Work to complete → Return the records in full, exactly as given.

* Begin Entries provided *

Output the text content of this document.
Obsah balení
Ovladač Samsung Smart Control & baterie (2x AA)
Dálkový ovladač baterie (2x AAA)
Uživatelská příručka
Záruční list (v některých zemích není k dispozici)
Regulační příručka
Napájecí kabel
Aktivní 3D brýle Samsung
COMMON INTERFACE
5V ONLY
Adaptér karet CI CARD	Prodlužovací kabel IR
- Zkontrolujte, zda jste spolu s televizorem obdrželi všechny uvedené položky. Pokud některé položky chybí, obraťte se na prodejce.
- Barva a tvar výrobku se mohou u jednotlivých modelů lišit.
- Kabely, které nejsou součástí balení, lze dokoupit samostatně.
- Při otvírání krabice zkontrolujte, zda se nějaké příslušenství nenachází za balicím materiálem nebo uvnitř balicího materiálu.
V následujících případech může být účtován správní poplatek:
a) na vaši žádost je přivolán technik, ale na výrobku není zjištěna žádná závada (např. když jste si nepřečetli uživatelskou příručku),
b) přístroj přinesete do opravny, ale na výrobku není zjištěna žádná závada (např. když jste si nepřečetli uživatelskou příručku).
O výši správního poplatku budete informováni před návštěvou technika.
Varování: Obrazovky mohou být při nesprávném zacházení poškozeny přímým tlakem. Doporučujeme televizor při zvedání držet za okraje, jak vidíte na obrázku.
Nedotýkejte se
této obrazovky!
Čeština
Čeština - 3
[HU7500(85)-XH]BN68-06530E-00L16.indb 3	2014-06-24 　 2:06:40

* End Entries provided *

Result for this task →
Output the text content of this document.
Obsah balení
Ovladač Samsung Smart Control & baterie (2x AA)
Dálkový ovladač baterie (2x AAA)
Uživatelská příručka
Záruční list (v některých zemích není k dispozici)
Regulační příručka
Napájecí kabel
Aktivní 3D brýle Samsung
COMMON INTERFACE
5V ONLY
Adaptér karet CI CARD	Prodlužovací kabel IR
- Zkontrolujte, zda jste spolu s televizorem obdrželi všechny uvedené položky. Pokud některé položky chybí, obraťte se na prodejce.
- Barva a tvar výrobku se mohou u jednotlivých modelů lišit.
- Kabely, které nejsou součástí balení, lze dokoupit samostatně.
- Při otvírání krabice zkontrolujte, zda se nějaké příslušenství nenachází za balicím materiálem nebo uvnitř balicího materiálu.
V následujících případech může být účtován správní poplatek:
a) na vaši žádost je přivolán technik, ale na výrobku není zjištěna žádná závada (např. když jste si nepřečetli uživatelskou příručku),
b) přístroj přinesete do opravny, ale na výrobku není zjištěna žádná závada (např. když jste si nepřečetli uživatelskou příručku).
O výši správního poplatku budete informováni před návštěvou technika.
Varování: Obrazovky mohou být při nesprávném zacházení poškozeny přímým tlakem. Doporučujeme televizor při zvedání držet za okraje, jak vidíte na obrázku.
Nedotýkejte se
této obrazovky!
Čeština
Čeština - 3
[HU7500(85)-XH]BN68-06530E-00L16.indb 3	2014-06-24 　 2:06:40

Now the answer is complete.